(Aim): What is the number of lines in the entries below that include the word "والقرطبى"? Provide the number only.

══ Input rows ══

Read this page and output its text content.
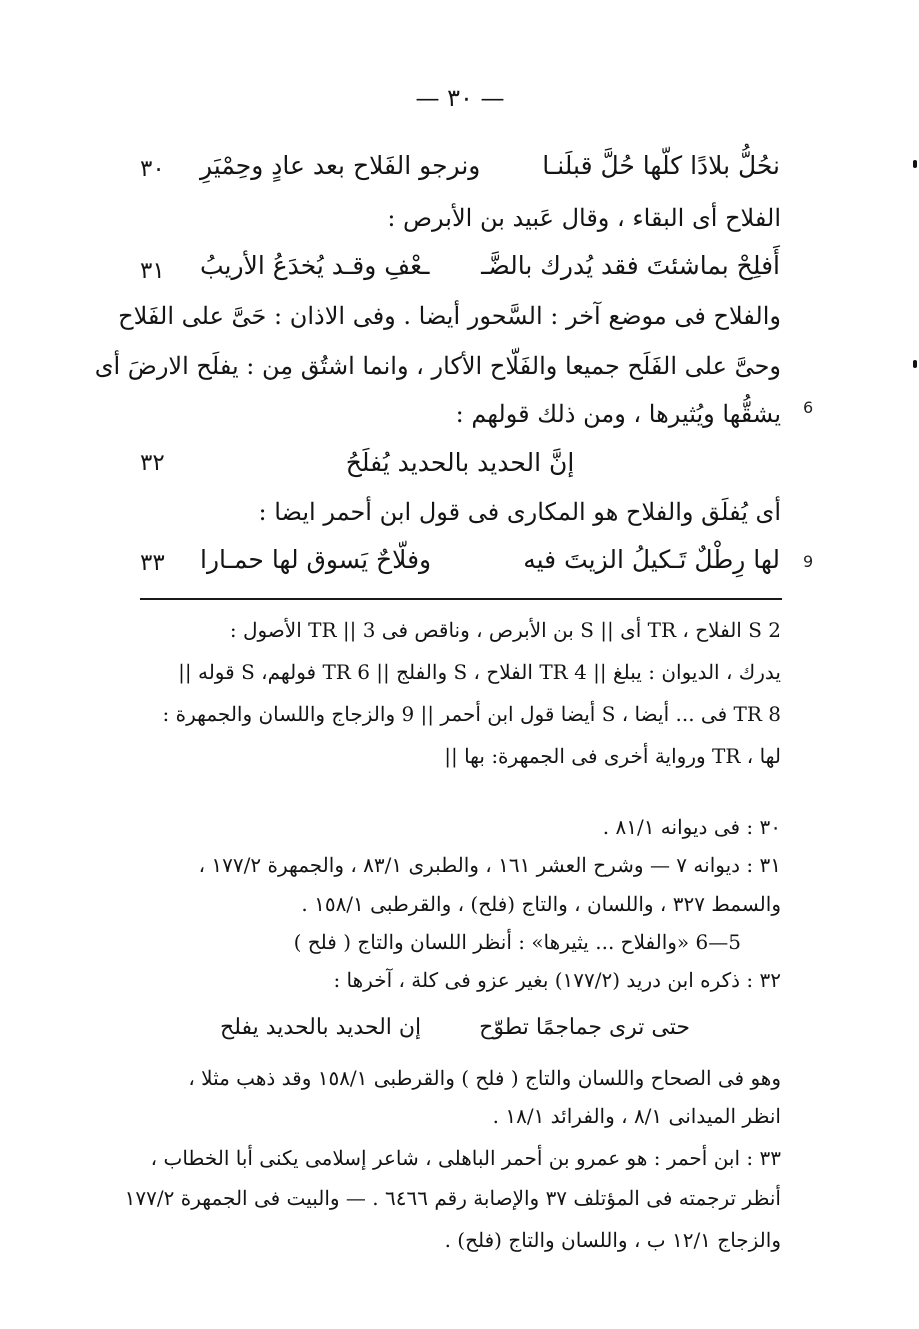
— ٣٠ —
نحُلُّ بلادًا كلّها حُلَّ قبلَنـا
ونرجو الفَلاح بعد عادٍ وحِمْيَرِ
٣٠
الفلاح أى البقاء ، وقال عَبيد بن الأبرص :
أَفلِحْ بماشئتَ فقد يُدرك بالضَّـ
ـعْفِ وقـد يُخدَعُ الأريبُ
٣١
والفلاح فى موضع آخر : السَّحور أيضا . وفى الاذان : حَىَّ على الفَلاح
وحىَّ على الفَلَح جميعا والفَلّاح الأكار ، وانما اشتُق مِن : يفلَح الارضَ أى
يشقُّها ويُثيرها ، ومن ذلك قولهم : 6
إنَّ الحديد بالحديد يُفلَحُ
٣٢
أى يُفلَق والفلاح هو المكارى فى قول ابن أحمر ايضا :
لها رِطْلٌ تَـكيلُ الزيتَ فيه
وفلّاحٌ يَسوق لها حمـارا
٣٣	9
2 S الفلاح ، TR أى || S بن الأبرص ، وناقص فى TR || 3 الأصول :
يدرك ، الديوان : يبلغ || 4 TR الفلاح ، S والفلج || 6 TR فولهم، S قوله ||
8 TR فى ... أيضا ، S أيضا قول ابن أحمر || 9 والزجاج واللسان والجمهرة :
لها ، TR ورواية أخرى فى الجمهرة: بها ||
٣٠ : فى ديوانه ٨١/١ .
٣١ : ديوانه ٧ — وشرح العشر ١٦١ ، والطبرى ٨٣/١ ، والجمهرة ١٧٧/٢ ،
والسمط ٣٢٧ ، واللسان ، والتاج (فلح) ، والقرطبى ١٥٨/١ .
5—6 «والفلاح ... يثيرها» : أنظر اللسان والتاج ( فلح )
٣٢ : ذكره ابن دريد (١٧٧/٢) بغير عزو فى كلة ، آخرها :
حتى ترى جماجمًا تطوّح
إن الحديد بالحديد يفلح
وهو فى الصحاح واللسان والتاج ( فلح ) والقرطبى ١٥٨/١ وقد ذهب مثلا ،
انظر الميدانى ٨/١ ، والفرائد ١٨/١ .
٣٣ : ابن أحمر : هو عمرو بن أحمر الباهلى ، شاعر إسلامى يكنى أبا الخطاب ،
أنظر ترجمته فى المؤتلف ٣٧ والإصابة رقم ٦٤٦٦ . — والبيت فى الجمهرة ١٧٧/٢
والزجاج ١٢/١ ب ، واللسان والتاج (فلح) .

═══

(Problem solution): 2